Reproduce every record below exactly as it appears.

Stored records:
-*-*-
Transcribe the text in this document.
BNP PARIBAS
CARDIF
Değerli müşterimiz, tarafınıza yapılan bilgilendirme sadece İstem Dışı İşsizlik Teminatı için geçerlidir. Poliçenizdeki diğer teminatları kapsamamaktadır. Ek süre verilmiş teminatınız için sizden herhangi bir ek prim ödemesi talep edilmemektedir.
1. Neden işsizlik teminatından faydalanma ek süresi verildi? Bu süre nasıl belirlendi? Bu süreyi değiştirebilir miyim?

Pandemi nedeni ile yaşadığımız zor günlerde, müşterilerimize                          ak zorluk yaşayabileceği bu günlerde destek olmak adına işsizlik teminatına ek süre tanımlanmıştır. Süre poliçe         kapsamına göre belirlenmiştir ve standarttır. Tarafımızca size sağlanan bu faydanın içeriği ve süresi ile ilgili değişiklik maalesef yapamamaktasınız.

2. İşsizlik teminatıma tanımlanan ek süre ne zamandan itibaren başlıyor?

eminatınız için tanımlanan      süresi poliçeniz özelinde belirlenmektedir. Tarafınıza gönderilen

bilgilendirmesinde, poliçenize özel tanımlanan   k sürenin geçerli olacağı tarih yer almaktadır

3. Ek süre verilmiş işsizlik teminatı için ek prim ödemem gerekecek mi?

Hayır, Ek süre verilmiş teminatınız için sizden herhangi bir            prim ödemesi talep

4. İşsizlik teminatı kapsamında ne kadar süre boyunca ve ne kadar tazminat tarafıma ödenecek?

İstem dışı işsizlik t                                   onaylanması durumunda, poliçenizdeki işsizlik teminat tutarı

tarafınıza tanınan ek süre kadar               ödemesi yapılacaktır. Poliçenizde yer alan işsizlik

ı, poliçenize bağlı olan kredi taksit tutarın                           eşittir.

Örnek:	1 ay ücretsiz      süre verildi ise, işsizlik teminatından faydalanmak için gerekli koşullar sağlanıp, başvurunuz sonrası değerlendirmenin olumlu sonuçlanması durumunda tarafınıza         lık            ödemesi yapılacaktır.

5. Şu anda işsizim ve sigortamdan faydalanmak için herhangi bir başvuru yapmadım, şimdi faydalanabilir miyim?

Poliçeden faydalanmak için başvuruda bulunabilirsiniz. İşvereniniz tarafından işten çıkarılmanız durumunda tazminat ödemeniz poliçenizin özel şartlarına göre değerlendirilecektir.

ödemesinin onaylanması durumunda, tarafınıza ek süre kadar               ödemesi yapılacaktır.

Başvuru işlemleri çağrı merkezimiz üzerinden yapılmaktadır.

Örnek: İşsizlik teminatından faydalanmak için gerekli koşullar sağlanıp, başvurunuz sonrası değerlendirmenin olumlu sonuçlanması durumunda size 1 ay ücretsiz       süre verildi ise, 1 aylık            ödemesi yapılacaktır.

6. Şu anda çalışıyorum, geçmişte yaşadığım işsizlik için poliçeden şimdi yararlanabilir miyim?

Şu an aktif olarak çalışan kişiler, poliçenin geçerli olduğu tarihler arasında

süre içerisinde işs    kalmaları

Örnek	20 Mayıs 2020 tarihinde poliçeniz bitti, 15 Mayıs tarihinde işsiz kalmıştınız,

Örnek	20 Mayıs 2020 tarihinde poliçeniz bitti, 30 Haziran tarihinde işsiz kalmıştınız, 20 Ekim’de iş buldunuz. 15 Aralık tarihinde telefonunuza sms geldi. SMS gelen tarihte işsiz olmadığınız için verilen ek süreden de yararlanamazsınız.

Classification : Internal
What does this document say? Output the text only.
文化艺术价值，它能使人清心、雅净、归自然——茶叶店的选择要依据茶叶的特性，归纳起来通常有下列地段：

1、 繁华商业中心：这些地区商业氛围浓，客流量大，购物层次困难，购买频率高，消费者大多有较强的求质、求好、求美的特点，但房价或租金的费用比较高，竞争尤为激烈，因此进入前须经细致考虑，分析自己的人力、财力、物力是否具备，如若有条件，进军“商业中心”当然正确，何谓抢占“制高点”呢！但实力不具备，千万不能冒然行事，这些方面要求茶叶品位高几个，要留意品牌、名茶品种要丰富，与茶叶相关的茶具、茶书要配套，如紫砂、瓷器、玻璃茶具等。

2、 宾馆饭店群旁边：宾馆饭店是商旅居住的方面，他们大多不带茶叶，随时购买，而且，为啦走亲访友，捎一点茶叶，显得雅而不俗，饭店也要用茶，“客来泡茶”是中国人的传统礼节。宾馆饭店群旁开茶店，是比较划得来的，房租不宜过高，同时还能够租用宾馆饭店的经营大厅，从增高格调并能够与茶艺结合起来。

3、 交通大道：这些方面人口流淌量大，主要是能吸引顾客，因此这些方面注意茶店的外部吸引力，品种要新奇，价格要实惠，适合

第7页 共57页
-*-*-
EXPECTED ANSWER:
Transcribe the text in this document.
BNP PARIBAS
CARDIF
Değerli müşterimiz, tarafınıza yapılan bilgilendirme sadece İstem Dışı İşsizlik Teminatı için geçerlidir. Poliçenizdeki diğer teminatları kapsamamaktadır. Ek süre verilmiş teminatınız için sizden herhangi bir ek prim ödemesi talep edilmemektedir.
1. Neden işsizlik teminatından faydalanma ek süresi verildi? Bu süre nasıl belirlendi? Bu süreyi değiştirebilir miyim?

Pandemi nedeni ile yaşadığımız zor günlerde, müşterilerimize                          ak zorluk yaşayabileceği bu günlerde destek olmak adına işsizlik teminatına ek süre tanımlanmıştır. Süre poliçe         kapsamına göre belirlenmiştir ve standarttır. Tarafımızca size sağlanan bu faydanın içeriği ve süresi ile ilgili değişiklik maalesef yapamamaktasınız.

2. İşsizlik teminatıma tanımlanan ek süre ne zamandan itibaren başlıyor?

eminatınız için tanımlanan      süresi poliçeniz özelinde belirlenmektedir. Tarafınıza gönderilen

bilgilendirmesinde, poliçenize özel tanımlanan   k sürenin geçerli olacağı tarih yer almaktadır

3. Ek süre verilmiş işsizlik teminatı için ek prim ödemem gerekecek mi?

Hayır, Ek süre verilmiş teminatınız için sizden herhangi bir            prim ödemesi talep

4. İşsizlik teminatı kapsamında ne kadar süre boyunca ve ne kadar tazminat tarafıma ödenecek?

İstem dışı işsizlik t                                   onaylanması durumunda, poliçenizdeki işsizlik teminat tutarı

tarafınıza tanınan ek süre kadar               ödemesi yapılacaktır. Poliçenizde yer alan işsizlik

ı, poliçenize bağlı olan kredi taksit tutarın                           eşittir.

Örnek:	1 ay ücretsiz      süre verildi ise, işsizlik teminatından faydalanmak için gerekli koşullar sağlanıp, başvurunuz sonrası değerlendirmenin olumlu sonuçlanması durumunda tarafınıza         lık            ödemesi yapılacaktır.

5. Şu anda işsizim ve sigortamdan faydalanmak için herhangi bir başvuru yapmadım, şimdi faydalanabilir miyim?

Poliçeden faydalanmak için başvuruda bulunabilirsiniz. İşvereniniz tarafından işten çıkarılmanız durumunda tazminat ödemeniz poliçenizin özel şartlarına göre değerlendirilecektir.

ödemesinin onaylanması durumunda, tarafınıza ek süre kadar               ödemesi yapılacaktır.

Başvuru işlemleri çağrı merkezimiz üzerinden yapılmaktadır.

Örnek: İşsizlik teminatından faydalanmak için gerekli koşullar sağlanıp, başvurunuz sonrası değerlendirmenin olumlu sonuçlanması durumunda size 1 ay ücretsiz       süre verildi ise, 1 aylık            ödemesi yapılacaktır.

6. Şu anda çalışıyorum, geçmişte yaşadığım işsizlik için poliçeden şimdi yararlanabilir miyim?

Şu an aktif olarak çalışan kişiler, poliçenin geçerli olduğu tarihler arasında

süre içerisinde işs    kalmaları

Örnek	20 Mayıs 2020 tarihinde poliçeniz bitti, 15 Mayıs tarihinde işsiz kalmıştınız,

Örnek	20 Mayıs 2020 tarihinde poliçeniz bitti, 30 Haziran tarihinde işsiz kalmıştınız, 20 Ekim’de iş buldunuz. 15 Aralık tarihinde telefonunuza sms geldi. SMS gelen tarihte işsiz olmadığınız için verilen ek süreden de yararlanamazsınız.

Classification : Internal
What does this document say? Output the text only.
文化艺术价值，它能使人清心、雅净、归自然——茶叶店的选择要依据茶叶的特性，归纳起来通常有下列地段：

1、 繁华商业中心：这些地区商业氛围浓，客流量大，购物层次困难，购买频率高，消费者大多有较强的求质、求好、求美的特点，但房价或租金的费用比较高，竞争尤为激烈，因此进入前须经细致考虑，分析自己的人力、财力、物力是否具备，如若有条件，进军“商业中心”当然正确，何谓抢占“制高点”呢！但实力不具备，千万不能冒然行事，这些方面要求茶叶品位高几个，要留意品牌、名茶品种要丰富，与茶叶相关的茶具、茶书要配套，如紫砂、瓷器、玻璃茶具等。

2、 宾馆饭店群旁边：宾馆饭店是商旅居住的方面，他们大多不带茶叶，随时购买，而且，为啦走亲访友，捎一点茶叶，显得雅而不俗，饭店也要用茶，“客来泡茶”是中国人的传统礼节。宾馆饭店群旁开茶店，是比较划得来的，房租不宜过高，同时还能够租用宾馆饭店的经营大厅，从增高格调并能够与茶艺结合起来。

3、 交通大道：这些方面人口流淌量大，主要是能吸引顾客，因此这些方面注意茶店的外部吸引力，品种要新奇，价格要实惠，适合

第7页 共57页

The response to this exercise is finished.